** start of MATERIAL FOR THIS TASK **

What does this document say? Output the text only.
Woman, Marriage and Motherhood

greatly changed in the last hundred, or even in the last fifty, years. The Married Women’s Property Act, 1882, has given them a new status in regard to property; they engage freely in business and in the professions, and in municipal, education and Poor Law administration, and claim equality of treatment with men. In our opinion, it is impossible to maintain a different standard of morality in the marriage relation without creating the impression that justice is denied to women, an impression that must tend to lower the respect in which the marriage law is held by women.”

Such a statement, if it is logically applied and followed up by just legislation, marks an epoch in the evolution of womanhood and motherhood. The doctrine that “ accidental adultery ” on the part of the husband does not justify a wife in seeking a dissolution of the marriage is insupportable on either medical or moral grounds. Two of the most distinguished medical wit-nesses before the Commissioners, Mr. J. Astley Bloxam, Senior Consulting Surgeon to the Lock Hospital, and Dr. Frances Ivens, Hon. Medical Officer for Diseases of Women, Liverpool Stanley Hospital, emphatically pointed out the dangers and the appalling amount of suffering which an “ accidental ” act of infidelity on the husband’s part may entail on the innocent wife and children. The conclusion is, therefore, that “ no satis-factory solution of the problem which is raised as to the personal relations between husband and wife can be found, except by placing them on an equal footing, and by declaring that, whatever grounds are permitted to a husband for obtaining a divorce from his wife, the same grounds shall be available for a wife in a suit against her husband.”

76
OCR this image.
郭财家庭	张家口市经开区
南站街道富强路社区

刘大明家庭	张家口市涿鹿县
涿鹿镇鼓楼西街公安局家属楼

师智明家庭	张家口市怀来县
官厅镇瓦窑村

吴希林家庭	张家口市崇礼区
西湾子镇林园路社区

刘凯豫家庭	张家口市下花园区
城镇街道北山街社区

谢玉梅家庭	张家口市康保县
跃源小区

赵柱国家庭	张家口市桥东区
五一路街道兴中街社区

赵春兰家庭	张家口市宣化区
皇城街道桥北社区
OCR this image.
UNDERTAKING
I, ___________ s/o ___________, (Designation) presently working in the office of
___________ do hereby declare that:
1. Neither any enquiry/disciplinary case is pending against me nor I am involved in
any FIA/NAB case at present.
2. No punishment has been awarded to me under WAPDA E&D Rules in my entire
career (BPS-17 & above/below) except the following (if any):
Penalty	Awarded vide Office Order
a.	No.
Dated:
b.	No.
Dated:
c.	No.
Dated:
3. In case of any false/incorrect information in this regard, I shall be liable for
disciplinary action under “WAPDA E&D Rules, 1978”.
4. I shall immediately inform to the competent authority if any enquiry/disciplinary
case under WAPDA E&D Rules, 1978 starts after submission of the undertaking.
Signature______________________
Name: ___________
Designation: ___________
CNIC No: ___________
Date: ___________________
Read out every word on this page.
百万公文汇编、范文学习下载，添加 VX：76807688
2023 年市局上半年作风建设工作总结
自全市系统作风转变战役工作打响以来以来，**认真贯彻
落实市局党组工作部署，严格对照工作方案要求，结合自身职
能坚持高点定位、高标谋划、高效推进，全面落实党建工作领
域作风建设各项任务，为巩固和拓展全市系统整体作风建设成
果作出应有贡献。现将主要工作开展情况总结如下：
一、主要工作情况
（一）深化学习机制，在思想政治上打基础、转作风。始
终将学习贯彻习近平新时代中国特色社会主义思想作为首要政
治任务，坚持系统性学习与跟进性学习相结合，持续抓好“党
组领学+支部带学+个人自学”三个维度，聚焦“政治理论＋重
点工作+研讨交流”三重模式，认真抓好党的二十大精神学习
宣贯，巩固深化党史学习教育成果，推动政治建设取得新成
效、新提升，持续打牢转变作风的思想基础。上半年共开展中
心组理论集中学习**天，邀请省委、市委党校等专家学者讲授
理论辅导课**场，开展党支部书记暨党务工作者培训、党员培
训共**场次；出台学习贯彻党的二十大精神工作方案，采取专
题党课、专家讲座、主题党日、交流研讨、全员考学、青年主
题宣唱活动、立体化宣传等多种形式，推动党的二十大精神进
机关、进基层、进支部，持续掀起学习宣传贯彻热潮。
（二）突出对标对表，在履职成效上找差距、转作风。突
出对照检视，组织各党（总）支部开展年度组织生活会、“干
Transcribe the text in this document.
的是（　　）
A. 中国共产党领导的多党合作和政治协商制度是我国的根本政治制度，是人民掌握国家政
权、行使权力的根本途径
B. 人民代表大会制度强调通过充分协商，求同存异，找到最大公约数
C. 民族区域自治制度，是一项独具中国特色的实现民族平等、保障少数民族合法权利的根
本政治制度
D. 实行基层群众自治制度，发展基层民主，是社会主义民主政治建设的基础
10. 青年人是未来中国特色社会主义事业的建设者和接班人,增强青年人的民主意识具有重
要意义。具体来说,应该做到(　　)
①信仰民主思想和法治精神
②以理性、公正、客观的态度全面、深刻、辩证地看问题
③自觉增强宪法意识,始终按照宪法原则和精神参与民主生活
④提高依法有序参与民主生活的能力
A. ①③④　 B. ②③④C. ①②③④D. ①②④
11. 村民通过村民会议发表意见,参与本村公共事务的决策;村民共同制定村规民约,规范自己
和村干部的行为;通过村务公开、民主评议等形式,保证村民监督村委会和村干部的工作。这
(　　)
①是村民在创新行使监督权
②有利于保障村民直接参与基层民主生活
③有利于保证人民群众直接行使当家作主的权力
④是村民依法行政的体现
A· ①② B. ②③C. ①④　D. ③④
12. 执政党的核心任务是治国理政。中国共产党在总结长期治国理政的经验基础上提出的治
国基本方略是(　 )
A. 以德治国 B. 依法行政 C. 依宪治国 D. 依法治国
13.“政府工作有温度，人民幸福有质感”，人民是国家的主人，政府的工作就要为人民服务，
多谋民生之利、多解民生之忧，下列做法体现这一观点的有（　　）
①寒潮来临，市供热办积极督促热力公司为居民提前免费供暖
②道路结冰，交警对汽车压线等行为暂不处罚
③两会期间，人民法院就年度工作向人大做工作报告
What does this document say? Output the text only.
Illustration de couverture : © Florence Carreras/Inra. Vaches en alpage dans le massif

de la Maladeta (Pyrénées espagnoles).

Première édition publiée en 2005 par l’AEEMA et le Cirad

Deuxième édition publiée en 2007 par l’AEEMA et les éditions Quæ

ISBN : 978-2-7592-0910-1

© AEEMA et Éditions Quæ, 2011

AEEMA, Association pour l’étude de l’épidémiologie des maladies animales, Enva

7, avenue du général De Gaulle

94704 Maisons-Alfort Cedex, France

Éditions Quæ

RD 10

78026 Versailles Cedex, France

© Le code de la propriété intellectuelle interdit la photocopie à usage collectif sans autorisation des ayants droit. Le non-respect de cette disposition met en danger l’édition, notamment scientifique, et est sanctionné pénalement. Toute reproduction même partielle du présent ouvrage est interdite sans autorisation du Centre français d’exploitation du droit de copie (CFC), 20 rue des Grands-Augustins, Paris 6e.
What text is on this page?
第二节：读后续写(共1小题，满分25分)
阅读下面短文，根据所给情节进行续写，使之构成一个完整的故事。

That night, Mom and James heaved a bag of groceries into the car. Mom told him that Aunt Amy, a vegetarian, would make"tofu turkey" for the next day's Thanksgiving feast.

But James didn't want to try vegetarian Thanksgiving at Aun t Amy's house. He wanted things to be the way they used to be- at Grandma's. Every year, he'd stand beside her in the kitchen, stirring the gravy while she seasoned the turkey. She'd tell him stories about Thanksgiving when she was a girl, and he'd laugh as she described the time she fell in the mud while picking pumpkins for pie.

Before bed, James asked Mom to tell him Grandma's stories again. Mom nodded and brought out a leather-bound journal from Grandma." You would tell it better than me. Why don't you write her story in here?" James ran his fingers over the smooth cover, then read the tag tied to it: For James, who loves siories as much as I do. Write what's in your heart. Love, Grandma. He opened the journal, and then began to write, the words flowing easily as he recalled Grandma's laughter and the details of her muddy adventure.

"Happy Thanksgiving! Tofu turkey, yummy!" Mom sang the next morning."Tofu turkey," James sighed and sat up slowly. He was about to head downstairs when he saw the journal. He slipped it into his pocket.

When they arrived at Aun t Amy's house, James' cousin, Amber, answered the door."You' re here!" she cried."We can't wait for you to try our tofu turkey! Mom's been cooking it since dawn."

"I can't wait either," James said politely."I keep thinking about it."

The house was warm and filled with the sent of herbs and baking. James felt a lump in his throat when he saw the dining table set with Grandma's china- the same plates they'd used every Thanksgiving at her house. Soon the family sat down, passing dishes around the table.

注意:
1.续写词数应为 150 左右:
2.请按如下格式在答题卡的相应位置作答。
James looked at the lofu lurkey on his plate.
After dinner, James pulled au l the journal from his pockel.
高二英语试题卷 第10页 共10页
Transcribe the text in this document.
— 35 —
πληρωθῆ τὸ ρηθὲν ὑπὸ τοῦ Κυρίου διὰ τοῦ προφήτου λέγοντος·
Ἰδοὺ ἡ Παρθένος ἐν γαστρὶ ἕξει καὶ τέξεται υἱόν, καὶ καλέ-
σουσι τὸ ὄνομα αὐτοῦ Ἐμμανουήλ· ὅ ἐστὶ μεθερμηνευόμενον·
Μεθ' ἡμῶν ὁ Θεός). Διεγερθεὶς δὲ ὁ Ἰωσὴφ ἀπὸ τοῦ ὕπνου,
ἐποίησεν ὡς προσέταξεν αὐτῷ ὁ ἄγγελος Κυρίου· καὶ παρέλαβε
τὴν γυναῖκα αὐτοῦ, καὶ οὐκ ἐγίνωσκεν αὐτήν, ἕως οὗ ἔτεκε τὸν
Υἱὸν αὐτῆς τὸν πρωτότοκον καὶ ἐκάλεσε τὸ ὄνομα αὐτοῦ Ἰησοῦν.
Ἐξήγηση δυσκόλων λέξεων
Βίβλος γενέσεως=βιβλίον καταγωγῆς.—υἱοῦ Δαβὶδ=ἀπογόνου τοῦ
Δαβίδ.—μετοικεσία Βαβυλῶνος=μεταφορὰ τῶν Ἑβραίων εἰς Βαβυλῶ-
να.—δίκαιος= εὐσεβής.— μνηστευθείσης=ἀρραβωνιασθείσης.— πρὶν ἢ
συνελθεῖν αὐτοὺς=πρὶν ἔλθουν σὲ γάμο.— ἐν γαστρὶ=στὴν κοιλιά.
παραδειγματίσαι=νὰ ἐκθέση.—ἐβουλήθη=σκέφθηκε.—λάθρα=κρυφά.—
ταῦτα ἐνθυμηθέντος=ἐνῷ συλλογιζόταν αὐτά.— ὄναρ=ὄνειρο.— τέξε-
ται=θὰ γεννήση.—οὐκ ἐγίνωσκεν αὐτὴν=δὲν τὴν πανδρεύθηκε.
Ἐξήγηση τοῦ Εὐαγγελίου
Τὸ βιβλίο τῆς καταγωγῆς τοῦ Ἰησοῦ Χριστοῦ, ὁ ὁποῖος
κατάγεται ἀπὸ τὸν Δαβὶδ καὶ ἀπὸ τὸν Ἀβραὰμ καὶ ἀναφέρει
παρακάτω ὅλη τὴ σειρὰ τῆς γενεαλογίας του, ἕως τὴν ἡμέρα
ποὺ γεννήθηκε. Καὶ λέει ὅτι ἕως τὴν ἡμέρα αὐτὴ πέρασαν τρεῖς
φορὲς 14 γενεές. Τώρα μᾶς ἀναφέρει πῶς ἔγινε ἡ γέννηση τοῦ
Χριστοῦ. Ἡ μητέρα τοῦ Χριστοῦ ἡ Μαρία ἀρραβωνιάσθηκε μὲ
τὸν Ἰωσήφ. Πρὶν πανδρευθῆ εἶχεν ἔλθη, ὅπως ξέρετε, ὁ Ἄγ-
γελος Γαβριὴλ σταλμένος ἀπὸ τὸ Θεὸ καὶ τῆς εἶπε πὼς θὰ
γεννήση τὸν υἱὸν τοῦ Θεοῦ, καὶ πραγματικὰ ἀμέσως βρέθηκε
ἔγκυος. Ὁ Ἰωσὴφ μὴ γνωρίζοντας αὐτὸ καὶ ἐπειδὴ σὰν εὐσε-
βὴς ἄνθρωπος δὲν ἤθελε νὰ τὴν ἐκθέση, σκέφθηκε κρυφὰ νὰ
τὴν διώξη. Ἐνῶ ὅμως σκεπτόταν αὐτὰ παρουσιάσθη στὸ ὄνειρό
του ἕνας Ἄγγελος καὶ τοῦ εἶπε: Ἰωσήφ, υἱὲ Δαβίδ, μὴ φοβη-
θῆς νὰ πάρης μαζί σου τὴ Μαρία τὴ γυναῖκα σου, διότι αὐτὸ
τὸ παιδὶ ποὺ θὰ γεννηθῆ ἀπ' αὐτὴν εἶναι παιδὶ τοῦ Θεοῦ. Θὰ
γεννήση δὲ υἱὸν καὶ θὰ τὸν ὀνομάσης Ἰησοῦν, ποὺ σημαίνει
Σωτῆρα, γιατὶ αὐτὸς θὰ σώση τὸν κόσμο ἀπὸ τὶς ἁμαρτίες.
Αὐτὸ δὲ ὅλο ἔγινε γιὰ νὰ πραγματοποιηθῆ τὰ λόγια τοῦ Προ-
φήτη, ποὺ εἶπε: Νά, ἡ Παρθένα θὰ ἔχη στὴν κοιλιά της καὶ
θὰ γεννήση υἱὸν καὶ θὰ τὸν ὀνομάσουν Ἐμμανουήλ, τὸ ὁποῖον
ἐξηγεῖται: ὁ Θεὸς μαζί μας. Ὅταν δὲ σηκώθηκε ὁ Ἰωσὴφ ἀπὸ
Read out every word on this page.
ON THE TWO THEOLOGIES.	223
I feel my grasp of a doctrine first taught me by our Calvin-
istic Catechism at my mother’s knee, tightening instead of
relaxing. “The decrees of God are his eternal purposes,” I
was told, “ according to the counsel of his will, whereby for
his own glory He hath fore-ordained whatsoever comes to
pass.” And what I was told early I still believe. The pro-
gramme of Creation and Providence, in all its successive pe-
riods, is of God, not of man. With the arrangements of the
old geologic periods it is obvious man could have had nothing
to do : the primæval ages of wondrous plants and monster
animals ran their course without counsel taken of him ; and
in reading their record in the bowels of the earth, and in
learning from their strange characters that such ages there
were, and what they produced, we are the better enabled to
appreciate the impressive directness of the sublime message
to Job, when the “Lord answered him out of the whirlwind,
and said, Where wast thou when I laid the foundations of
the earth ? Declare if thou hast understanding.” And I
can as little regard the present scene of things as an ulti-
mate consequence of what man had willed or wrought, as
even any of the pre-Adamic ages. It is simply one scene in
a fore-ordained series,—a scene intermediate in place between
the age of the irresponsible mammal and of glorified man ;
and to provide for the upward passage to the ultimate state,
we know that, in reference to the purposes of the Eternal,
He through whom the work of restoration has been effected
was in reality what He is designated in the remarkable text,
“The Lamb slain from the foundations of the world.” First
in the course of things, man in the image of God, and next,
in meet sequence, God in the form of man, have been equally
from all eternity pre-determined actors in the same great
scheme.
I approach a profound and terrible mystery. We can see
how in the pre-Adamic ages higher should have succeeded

** end of MATERIAL FOR THIS TASK **

* _TASK DETAILS_
Report only how many lines in the entries contain "journal".

* _TASK OUTPUT_
3